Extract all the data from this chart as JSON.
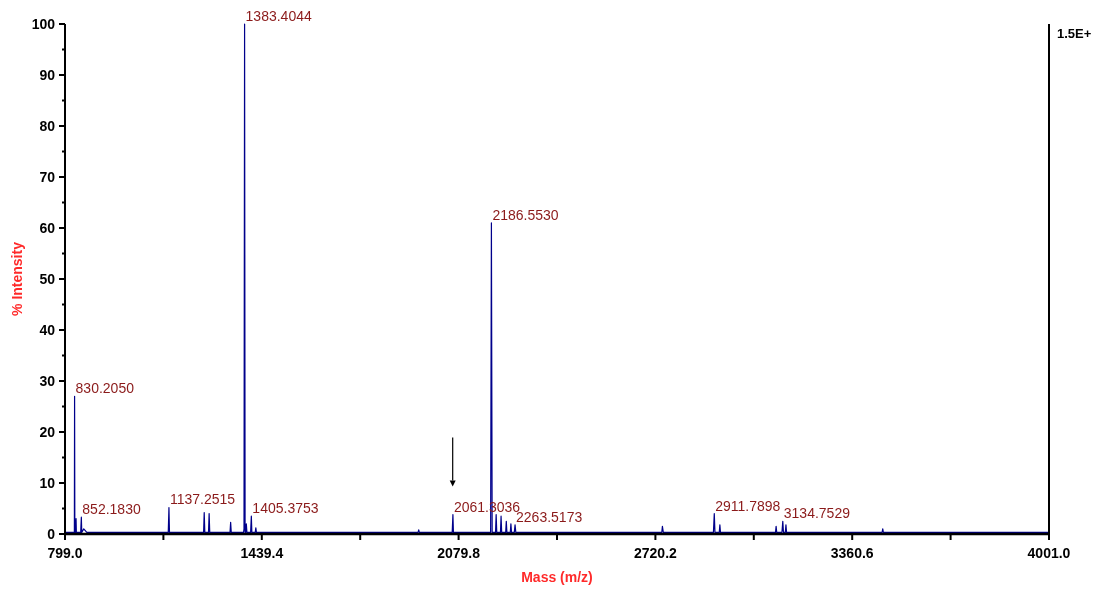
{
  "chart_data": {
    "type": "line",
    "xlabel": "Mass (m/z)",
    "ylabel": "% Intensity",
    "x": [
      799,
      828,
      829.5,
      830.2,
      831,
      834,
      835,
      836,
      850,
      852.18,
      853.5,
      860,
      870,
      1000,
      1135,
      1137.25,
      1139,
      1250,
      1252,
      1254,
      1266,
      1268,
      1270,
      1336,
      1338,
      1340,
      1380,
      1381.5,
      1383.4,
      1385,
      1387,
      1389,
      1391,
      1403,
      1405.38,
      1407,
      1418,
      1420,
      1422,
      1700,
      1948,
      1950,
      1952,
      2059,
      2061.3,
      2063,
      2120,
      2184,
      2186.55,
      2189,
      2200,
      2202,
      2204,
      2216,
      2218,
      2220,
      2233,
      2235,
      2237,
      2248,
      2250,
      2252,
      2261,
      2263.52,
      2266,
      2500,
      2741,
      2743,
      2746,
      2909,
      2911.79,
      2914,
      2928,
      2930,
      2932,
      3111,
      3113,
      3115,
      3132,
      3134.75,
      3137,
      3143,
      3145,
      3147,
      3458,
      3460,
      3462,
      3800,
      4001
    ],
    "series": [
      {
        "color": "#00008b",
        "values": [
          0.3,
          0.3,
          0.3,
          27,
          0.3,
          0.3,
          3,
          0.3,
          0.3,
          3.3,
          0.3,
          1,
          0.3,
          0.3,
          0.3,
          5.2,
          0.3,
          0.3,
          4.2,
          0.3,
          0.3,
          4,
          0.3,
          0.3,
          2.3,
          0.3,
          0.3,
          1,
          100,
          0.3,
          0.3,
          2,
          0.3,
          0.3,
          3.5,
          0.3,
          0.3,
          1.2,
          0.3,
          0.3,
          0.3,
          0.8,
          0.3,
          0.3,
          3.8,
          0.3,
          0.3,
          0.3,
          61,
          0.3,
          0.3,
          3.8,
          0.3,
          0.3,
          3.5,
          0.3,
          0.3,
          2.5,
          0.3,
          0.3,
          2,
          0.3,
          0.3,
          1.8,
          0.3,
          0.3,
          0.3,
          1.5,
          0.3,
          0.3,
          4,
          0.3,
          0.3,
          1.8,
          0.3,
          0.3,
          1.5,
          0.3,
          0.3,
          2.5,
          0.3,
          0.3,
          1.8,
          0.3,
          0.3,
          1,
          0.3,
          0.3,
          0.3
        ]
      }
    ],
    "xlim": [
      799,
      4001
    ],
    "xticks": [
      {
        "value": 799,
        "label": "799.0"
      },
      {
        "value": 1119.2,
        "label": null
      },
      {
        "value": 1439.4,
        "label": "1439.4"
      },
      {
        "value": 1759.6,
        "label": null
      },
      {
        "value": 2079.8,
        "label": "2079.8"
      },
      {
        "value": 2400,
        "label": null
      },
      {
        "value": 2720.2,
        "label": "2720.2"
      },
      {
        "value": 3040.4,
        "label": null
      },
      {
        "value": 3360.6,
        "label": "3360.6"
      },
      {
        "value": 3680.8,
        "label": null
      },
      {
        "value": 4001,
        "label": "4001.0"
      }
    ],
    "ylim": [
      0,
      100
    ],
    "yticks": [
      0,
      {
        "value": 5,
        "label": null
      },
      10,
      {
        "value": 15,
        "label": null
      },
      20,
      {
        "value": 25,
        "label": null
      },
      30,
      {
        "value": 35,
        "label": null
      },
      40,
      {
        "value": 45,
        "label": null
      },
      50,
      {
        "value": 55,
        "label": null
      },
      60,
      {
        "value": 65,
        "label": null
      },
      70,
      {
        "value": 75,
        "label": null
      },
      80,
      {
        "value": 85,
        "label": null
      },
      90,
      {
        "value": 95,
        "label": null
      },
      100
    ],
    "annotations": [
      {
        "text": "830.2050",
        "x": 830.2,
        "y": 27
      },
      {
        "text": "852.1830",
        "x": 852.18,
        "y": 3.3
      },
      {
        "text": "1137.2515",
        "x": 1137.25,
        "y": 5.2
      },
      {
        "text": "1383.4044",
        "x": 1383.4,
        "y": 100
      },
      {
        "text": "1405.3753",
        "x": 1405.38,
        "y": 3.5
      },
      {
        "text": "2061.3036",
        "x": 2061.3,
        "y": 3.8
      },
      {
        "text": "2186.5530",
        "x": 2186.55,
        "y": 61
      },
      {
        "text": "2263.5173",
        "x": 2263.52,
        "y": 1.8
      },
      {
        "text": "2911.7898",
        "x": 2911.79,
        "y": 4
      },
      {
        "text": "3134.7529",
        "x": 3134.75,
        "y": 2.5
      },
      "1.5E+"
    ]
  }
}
---
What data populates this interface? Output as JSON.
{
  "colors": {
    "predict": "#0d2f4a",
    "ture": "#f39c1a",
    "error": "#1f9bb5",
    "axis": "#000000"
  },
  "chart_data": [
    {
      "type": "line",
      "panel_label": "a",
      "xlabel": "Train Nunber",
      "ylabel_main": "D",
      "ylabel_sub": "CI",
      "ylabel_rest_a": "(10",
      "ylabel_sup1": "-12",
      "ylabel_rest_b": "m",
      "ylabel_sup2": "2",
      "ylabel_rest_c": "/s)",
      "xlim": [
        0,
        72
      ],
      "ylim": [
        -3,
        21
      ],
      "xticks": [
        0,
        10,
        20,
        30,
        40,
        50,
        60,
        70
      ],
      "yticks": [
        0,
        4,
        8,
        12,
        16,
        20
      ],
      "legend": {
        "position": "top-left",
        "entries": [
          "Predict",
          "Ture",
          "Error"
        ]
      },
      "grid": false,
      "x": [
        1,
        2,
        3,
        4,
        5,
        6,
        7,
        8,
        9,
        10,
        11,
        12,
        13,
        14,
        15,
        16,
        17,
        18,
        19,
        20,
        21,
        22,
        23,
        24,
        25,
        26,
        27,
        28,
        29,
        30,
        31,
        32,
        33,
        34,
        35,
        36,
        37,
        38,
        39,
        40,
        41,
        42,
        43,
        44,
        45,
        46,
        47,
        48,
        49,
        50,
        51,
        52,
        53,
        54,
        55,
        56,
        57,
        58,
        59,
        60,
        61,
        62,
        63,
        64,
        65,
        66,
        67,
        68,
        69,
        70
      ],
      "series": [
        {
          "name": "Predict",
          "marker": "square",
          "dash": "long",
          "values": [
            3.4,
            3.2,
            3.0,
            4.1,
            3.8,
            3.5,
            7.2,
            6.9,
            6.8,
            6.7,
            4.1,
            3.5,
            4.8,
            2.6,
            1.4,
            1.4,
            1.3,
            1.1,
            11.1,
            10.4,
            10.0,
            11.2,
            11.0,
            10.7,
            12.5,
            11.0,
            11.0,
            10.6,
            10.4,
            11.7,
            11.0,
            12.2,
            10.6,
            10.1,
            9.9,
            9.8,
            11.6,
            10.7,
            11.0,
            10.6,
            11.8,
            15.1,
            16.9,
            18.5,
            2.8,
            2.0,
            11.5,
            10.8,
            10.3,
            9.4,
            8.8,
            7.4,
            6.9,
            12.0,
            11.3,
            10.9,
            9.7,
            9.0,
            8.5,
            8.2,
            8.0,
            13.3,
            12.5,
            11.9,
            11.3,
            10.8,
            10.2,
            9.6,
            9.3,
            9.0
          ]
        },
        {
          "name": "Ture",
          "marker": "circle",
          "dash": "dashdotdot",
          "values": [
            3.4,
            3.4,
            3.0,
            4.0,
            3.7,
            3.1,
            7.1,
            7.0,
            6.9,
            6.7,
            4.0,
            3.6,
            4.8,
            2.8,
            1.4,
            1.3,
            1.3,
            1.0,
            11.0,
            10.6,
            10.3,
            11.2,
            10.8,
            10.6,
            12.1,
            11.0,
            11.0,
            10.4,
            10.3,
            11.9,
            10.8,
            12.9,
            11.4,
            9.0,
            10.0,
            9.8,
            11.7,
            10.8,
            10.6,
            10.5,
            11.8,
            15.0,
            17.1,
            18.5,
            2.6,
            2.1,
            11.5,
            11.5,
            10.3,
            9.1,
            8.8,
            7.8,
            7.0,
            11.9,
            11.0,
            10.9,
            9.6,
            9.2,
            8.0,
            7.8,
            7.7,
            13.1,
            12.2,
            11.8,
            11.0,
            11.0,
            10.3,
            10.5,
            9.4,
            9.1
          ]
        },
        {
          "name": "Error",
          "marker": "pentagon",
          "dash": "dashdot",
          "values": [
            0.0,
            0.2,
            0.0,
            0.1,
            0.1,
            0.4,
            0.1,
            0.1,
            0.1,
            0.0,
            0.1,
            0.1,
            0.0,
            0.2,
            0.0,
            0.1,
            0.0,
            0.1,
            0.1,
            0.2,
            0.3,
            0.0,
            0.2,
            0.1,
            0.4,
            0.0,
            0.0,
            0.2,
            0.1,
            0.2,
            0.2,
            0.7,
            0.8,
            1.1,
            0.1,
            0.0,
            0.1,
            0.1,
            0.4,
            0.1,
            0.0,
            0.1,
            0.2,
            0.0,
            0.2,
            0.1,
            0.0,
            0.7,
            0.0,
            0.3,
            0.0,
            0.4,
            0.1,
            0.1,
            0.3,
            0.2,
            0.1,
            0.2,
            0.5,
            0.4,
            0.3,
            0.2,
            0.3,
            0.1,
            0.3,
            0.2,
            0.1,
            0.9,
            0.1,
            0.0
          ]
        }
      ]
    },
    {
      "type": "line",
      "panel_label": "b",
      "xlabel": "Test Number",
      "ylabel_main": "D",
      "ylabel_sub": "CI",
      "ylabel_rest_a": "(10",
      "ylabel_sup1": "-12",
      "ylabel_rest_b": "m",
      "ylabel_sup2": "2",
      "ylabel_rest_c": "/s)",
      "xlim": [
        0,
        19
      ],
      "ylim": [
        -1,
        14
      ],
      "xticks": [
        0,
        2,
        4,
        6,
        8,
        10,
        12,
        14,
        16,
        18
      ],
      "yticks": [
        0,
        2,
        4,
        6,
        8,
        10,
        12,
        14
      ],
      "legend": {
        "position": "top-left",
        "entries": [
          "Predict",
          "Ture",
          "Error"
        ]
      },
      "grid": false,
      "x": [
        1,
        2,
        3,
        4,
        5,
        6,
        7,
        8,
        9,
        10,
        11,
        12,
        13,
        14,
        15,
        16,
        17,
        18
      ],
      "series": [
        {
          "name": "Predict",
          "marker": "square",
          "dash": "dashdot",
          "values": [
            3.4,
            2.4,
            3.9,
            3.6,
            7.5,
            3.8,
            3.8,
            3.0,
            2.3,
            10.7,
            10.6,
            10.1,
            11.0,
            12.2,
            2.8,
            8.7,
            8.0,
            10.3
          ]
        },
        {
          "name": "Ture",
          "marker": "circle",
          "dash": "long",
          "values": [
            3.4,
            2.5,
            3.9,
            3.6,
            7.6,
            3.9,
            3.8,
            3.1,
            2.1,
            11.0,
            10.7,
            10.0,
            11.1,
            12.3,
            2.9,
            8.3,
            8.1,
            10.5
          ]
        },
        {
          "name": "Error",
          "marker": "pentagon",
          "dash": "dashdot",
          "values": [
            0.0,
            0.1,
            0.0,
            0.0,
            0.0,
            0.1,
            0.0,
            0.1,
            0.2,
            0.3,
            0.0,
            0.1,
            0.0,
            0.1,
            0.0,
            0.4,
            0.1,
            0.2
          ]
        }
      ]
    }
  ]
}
---
■ EXERCISE DESCRIPTION: Of all the lines above, how many contain the word "text"? Answer with only the number.

■ EXERCISE ANSWER: 10